**Task inputs**.
_ _ _ _ _

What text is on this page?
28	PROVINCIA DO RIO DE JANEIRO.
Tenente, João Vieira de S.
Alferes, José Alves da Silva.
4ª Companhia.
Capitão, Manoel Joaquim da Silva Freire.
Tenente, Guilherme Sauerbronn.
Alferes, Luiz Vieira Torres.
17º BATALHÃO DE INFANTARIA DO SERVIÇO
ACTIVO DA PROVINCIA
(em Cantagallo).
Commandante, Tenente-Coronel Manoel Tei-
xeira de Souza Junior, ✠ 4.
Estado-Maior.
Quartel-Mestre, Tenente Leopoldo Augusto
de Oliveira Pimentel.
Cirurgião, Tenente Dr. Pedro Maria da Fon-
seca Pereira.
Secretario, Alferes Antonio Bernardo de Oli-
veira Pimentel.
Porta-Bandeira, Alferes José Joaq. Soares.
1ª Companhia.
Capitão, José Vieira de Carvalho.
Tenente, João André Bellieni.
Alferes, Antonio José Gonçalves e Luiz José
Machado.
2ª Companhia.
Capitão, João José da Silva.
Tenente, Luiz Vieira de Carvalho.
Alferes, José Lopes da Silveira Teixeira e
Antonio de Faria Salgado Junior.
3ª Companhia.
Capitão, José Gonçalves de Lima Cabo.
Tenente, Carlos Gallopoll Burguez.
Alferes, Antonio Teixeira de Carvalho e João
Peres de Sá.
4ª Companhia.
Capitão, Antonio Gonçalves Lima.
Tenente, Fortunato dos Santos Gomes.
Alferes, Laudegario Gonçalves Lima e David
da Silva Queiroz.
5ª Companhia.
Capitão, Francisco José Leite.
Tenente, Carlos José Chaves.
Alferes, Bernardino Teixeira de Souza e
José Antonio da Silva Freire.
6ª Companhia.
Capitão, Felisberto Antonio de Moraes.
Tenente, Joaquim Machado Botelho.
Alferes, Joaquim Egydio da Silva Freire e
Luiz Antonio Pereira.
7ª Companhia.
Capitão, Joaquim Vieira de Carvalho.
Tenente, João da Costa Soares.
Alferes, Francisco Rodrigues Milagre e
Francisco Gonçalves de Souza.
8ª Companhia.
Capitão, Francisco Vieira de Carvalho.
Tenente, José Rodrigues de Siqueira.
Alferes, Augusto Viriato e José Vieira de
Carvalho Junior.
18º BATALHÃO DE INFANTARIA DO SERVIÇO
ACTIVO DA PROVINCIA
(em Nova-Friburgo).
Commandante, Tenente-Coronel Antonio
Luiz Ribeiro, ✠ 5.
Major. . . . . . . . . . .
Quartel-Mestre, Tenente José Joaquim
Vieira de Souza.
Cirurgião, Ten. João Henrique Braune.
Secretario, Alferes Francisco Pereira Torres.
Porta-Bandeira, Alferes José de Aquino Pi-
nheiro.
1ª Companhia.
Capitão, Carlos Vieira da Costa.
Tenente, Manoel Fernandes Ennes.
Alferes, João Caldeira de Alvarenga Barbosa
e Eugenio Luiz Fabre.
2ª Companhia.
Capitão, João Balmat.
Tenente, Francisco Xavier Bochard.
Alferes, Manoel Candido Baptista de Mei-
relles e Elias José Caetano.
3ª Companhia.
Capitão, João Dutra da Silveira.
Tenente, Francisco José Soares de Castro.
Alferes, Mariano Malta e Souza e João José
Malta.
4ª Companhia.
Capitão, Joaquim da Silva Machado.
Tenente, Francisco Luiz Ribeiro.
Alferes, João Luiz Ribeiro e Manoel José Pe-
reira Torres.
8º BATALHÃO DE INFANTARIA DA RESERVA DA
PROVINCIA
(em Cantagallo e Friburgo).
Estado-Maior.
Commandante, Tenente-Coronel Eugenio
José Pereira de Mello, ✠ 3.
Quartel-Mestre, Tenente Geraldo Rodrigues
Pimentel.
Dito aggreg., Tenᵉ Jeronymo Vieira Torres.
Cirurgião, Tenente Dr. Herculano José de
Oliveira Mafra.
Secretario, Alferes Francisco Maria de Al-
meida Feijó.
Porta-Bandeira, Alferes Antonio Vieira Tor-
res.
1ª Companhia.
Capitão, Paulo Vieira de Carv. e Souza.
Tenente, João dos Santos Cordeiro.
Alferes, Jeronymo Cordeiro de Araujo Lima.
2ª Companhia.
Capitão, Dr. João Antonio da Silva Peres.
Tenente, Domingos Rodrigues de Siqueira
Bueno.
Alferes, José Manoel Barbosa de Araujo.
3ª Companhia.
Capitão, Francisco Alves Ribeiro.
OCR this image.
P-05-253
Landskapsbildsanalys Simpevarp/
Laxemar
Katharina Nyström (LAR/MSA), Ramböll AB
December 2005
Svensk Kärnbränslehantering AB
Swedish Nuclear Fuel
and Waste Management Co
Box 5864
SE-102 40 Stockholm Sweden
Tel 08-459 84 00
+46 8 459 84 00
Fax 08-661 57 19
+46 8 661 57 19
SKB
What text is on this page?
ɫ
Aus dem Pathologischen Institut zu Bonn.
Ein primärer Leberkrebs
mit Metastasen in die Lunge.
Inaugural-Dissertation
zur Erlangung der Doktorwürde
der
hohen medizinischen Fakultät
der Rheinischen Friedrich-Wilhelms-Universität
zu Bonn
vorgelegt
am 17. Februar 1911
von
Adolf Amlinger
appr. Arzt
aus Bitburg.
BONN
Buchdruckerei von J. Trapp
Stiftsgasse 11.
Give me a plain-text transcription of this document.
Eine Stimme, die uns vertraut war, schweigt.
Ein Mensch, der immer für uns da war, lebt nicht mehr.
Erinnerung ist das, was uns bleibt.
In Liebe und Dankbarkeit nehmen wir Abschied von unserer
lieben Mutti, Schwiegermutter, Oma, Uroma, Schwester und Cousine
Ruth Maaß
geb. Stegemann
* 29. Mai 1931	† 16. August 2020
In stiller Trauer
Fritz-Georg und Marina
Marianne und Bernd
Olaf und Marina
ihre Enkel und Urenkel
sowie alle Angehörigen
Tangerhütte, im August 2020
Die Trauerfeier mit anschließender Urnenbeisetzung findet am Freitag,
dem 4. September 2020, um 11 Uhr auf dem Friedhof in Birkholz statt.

_ _ _ _ _

**Work instructions**. Please quote every record above exactly as it appears.

**Output of the exercise**.
What text is on this page?
28	PROVINCIA DO RIO DE JANEIRO.
Tenente, João Vieira de S.
Alferes, José Alves da Silva.
4ª Companhia.
Capitão, Manoel Joaquim da Silva Freire.
Tenente, Guilherme Sauerbronn.
Alferes, Luiz Vieira Torres.
17º BATALHÃO DE INFANTARIA DO SERVIÇO
ACTIVO DA PROVINCIA
(em Cantagallo).
Commandante, Tenente-Coronel Manoel Tei-
xeira de Souza Junior, ✠ 4.
Estado-Maior.
Quartel-Mestre, Tenente Leopoldo Augusto
de Oliveira Pimentel.
Cirurgião, Tenente Dr. Pedro Maria da Fon-
seca Pereira.
Secretario, Alferes Antonio Bernardo de Oli-
veira Pimentel.
Porta-Bandeira, Alferes José Joaq. Soares.
1ª Companhia.
Capitão, José Vieira de Carvalho.
Tenente, João André Bellieni.
Alferes, Antonio José Gonçalves e Luiz José
Machado.
2ª Companhia.
Capitão, João José da Silva.
Tenente, Luiz Vieira de Carvalho.
Alferes, José Lopes da Silveira Teixeira e
Antonio de Faria Salgado Junior.
3ª Companhia.
Capitão, José Gonçalves de Lima Cabo.
Tenente, Carlos Gallopoll Burguez.
Alferes, Antonio Teixeira de Carvalho e João
Peres de Sá.
4ª Companhia.
Capitão, Antonio Gonçalves Lima.
Tenente, Fortunato dos Santos Gomes.
Alferes, Laudegario Gonçalves Lima e David
da Silva Queiroz.
5ª Companhia.
Capitão, Francisco José Leite.
Tenente, Carlos José Chaves.
Alferes, Bernardino Teixeira de Souza e
José Antonio da Silva Freire.
6ª Companhia.
Capitão, Felisberto Antonio de Moraes.
Tenente, Joaquim Machado Botelho.
Alferes, Joaquim Egydio da Silva Freire e
Luiz Antonio Pereira.
7ª Companhia.
Capitão, Joaquim Vieira de Carvalho.
Tenente, João da Costa Soares.
Alferes, Francisco Rodrigues Milagre e
Francisco Gonçalves de Souza.
8ª Companhia.
Capitão, Francisco Vieira de Carvalho.
Tenente, José Rodrigues de Siqueira.
Alferes, Augusto Viriato e José Vieira de
Carvalho Junior.
18º BATALHÃO DE INFANTARIA DO SERVIÇO
ACTIVO DA PROVINCIA
(em Nova-Friburgo).
Commandante, Tenente-Coronel Antonio
Luiz Ribeiro, ✠ 5.
Major. . . . . . . . . . .
Quartel-Mestre, Tenente José Joaquim
Vieira de Souza.
Cirurgião, Ten. João Henrique Braune.
Secretario, Alferes Francisco Pereira Torres.
Porta-Bandeira, Alferes José de Aquino Pi-
nheiro.
1ª Companhia.
Capitão, Carlos Vieira da Costa.
Tenente, Manoel Fernandes Ennes.
Alferes, João Caldeira de Alvarenga Barbosa
e Eugenio Luiz Fabre.
2ª Companhia.
Capitão, João Balmat.
Tenente, Francisco Xavier Bochard.
Alferes, Manoel Candido Baptista de Mei-
relles e Elias José Caetano.
3ª Companhia.
Capitão, João Dutra da Silveira.
Tenente, Francisco José Soares de Castro.
Alferes, Mariano Malta e Souza e João José
Malta.
4ª Companhia.
Capitão, Joaquim da Silva Machado.
Tenente, Francisco Luiz Ribeiro.
Alferes, João Luiz Ribeiro e Manoel José Pe-
reira Torres.
8º BATALHÃO DE INFANTARIA DA RESERVA DA
PROVINCIA
(em Cantagallo e Friburgo).
Estado-Maior.
Commandante, Tenente-Coronel Eugenio
José Pereira de Mello, ✠ 3.
Quartel-Mestre, Tenente Geraldo Rodrigues
Pimentel.
Dito aggreg., Tenᵉ Jeronymo Vieira Torres.
Cirurgião, Tenente Dr. Herculano José de
Oliveira Mafra.
Secretario, Alferes Francisco Maria de Al-
meida Feijó.
Porta-Bandeira, Alferes Antonio Vieira Tor-
res.
1ª Companhia.
Capitão, Paulo Vieira de Carv. e Souza.
Tenente, João dos Santos Cordeiro.
Alferes, Jeronymo Cordeiro de Araujo Lima.
2ª Companhia.
Capitão, Dr. João Antonio da Silva Peres.
Tenente, Domingos Rodrigues de Siqueira
Bueno.
Alferes, José Manoel Barbosa de Araujo.
3ª Companhia.
Capitão, Francisco Alves Ribeiro.
OCR this image.
P-05-253
Landskapsbildsanalys Simpevarp/
Laxemar
Katharina Nyström (LAR/MSA), Ramböll AB
December 2005
Svensk Kärnbränslehantering AB
Swedish Nuclear Fuel
and Waste Management Co
Box 5864
SE-102 40 Stockholm Sweden
Tel 08-459 84 00
+46 8 459 84 00
Fax 08-661 57 19
+46 8 661 57 19
SKB
What text is on this page?
ɫ
Aus dem Pathologischen Institut zu Bonn.
Ein primärer Leberkrebs
mit Metastasen in die Lunge.
Inaugural-Dissertation
zur Erlangung der Doktorwürde
der
hohen medizinischen Fakultät
der Rheinischen Friedrich-Wilhelms-Universität
zu Bonn
vorgelegt
am 17. Februar 1911
von
Adolf Amlinger
appr. Arzt
aus Bitburg.
BONN
Buchdruckerei von J. Trapp
Stiftsgasse 11.
Give me a plain-text transcription of this document.
Eine Stimme, die uns vertraut war, schweigt.
Ein Mensch, der immer für uns da war, lebt nicht mehr.
Erinnerung ist das, was uns bleibt.
In Liebe und Dankbarkeit nehmen wir Abschied von unserer
lieben Mutti, Schwiegermutter, Oma, Uroma, Schwester und Cousine
Ruth Maaß
geb. Stegemann
* 29. Mai 1931	† 16. August 2020
In stiller Trauer
Fritz-Georg und Marina
Marianne und Bernd
Olaf und Marina
ihre Enkel und Urenkel
sowie alle Angehörigen
Tangerhütte, im August 2020
Die Trauerfeier mit anschließender Urnenbeisetzung findet am Freitag,
dem 4. September 2020, um 11 Uhr auf dem Friedhof in Birkholz statt.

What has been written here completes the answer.